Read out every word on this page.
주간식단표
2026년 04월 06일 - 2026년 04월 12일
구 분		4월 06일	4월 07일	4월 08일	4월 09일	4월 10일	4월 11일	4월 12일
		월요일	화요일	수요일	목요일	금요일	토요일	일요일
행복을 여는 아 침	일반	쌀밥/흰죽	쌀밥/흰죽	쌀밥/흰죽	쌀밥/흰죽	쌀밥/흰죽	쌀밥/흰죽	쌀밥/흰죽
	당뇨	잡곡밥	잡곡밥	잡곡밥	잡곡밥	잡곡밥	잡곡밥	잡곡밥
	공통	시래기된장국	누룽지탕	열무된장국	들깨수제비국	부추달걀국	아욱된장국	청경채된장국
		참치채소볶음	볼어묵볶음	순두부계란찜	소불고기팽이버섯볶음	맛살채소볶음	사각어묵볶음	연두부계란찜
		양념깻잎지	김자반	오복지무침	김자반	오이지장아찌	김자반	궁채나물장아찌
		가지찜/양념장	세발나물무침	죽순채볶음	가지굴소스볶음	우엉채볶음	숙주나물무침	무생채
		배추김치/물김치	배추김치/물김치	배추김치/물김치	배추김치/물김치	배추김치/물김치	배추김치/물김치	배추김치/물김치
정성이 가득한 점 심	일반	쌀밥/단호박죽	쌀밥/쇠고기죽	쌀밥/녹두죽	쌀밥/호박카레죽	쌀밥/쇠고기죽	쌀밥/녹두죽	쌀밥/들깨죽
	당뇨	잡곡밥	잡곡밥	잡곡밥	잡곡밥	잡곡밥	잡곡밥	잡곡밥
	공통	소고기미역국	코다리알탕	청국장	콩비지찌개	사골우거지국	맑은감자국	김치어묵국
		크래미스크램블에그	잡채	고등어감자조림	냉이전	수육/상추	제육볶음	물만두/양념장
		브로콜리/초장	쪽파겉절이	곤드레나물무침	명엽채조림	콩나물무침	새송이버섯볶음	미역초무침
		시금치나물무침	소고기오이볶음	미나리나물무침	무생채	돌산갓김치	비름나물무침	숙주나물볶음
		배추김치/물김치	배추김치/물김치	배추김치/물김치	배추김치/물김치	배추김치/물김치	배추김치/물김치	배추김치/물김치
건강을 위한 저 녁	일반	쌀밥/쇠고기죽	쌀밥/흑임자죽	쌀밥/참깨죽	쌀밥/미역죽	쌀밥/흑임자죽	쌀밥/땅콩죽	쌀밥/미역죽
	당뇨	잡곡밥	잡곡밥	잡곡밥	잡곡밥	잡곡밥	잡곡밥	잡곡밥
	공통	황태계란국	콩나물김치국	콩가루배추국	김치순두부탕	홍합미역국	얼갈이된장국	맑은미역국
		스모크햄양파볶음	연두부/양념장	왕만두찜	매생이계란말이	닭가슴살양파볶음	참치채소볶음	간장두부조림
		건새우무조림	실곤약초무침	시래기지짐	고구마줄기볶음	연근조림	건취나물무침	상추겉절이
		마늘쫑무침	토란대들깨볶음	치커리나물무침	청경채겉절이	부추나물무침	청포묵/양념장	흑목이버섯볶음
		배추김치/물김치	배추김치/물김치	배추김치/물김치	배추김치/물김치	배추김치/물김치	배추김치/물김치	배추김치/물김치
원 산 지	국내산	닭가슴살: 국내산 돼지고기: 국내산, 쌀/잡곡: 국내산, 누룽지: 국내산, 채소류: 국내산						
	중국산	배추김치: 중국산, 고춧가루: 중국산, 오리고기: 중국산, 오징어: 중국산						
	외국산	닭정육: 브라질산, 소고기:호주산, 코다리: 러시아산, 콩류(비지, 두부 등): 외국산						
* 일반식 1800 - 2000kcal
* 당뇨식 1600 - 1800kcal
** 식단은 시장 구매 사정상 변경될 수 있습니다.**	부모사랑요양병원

::::::

→ To do:
Transcribe all lines as written.

→ Reply:
Read out every word on this page.
주간식단표
2026년 04월 06일 - 2026년 04월 12일
구 분		4월 06일	4월 07일	4월 08일	4월 09일	4월 10일	4월 11일	4월 12일
		월요일	화요일	수요일	목요일	금요일	토요일	일요일
행복을 여는 아 침	일반	쌀밥/흰죽	쌀밥/흰죽	쌀밥/흰죽	쌀밥/흰죽	쌀밥/흰죽	쌀밥/흰죽	쌀밥/흰죽
	당뇨	잡곡밥	잡곡밥	잡곡밥	잡곡밥	잡곡밥	잡곡밥	잡곡밥
	공통	시래기된장국	누룽지탕	열무된장국	들깨수제비국	부추달걀국	아욱된장국	청경채된장국
		참치채소볶음	볼어묵볶음	순두부계란찜	소불고기팽이버섯볶음	맛살채소볶음	사각어묵볶음	연두부계란찜
		양념깻잎지	김자반	오복지무침	김자반	오이지장아찌	김자반	궁채나물장아찌
		가지찜/양념장	세발나물무침	죽순채볶음	가지굴소스볶음	우엉채볶음	숙주나물무침	무생채
		배추김치/물김치	배추김치/물김치	배추김치/물김치	배추김치/물김치	배추김치/물김치	배추김치/물김치	배추김치/물김치
정성이 가득한 점 심	일반	쌀밥/단호박죽	쌀밥/쇠고기죽	쌀밥/녹두죽	쌀밥/호박카레죽	쌀밥/쇠고기죽	쌀밥/녹두죽	쌀밥/들깨죽
	당뇨	잡곡밥	잡곡밥	잡곡밥	잡곡밥	잡곡밥	잡곡밥	잡곡밥
	공통	소고기미역국	코다리알탕	청국장	콩비지찌개	사골우거지국	맑은감자국	김치어묵국
		크래미스크램블에그	잡채	고등어감자조림	냉이전	수육/상추	제육볶음	물만두/양념장
		브로콜리/초장	쪽파겉절이	곤드레나물무침	명엽채조림	콩나물무침	새송이버섯볶음	미역초무침
		시금치나물무침	소고기오이볶음	미나리나물무침	무생채	돌산갓김치	비름나물무침	숙주나물볶음
		배추김치/물김치	배추김치/물김치	배추김치/물김치	배추김치/물김치	배추김치/물김치	배추김치/물김치	배추김치/물김치
건강을 위한 저 녁	일반	쌀밥/쇠고기죽	쌀밥/흑임자죽	쌀밥/참깨죽	쌀밥/미역죽	쌀밥/흑임자죽	쌀밥/땅콩죽	쌀밥/미역죽
	당뇨	잡곡밥	잡곡밥	잡곡밥	잡곡밥	잡곡밥	잡곡밥	잡곡밥
	공통	황태계란국	콩나물김치국	콩가루배추국	김치순두부탕	홍합미역국	얼갈이된장국	맑은미역국
		스모크햄양파볶음	연두부/양념장	왕만두찜	매생이계란말이	닭가슴살양파볶음	참치채소볶음	간장두부조림
		건새우무조림	실곤약초무침	시래기지짐	고구마줄기볶음	연근조림	건취나물무침	상추겉절이
		마늘쫑무침	토란대들깨볶음	치커리나물무침	청경채겉절이	부추나물무침	청포묵/양념장	흑목이버섯볶음
		배추김치/물김치	배추김치/물김치	배추김치/물김치	배추김치/물김치	배추김치/물김치	배추김치/물김치	배추김치/물김치
원 산 지	국내산	닭가슴살: 국내산 돼지고기: 국내산, 쌀/잡곡: 국내산, 누룽지: 국내산, 채소류: 국내산						
	중국산	배추김치: 중국산, 고춧가루: 중국산, 오리고기: 중국산, 오징어: 중국산						
	외국산	닭정육: 브라질산, 소고기:호주산, 코다리: 러시아산, 콩류(비지, 두부 등): 외국산						
* 일반식 1800 - 2000kcal
* 당뇨식 1600 - 1800kcal
** 식단은 시장 구매 사정상 변경될 수 있습니다.**	부모사랑요양병원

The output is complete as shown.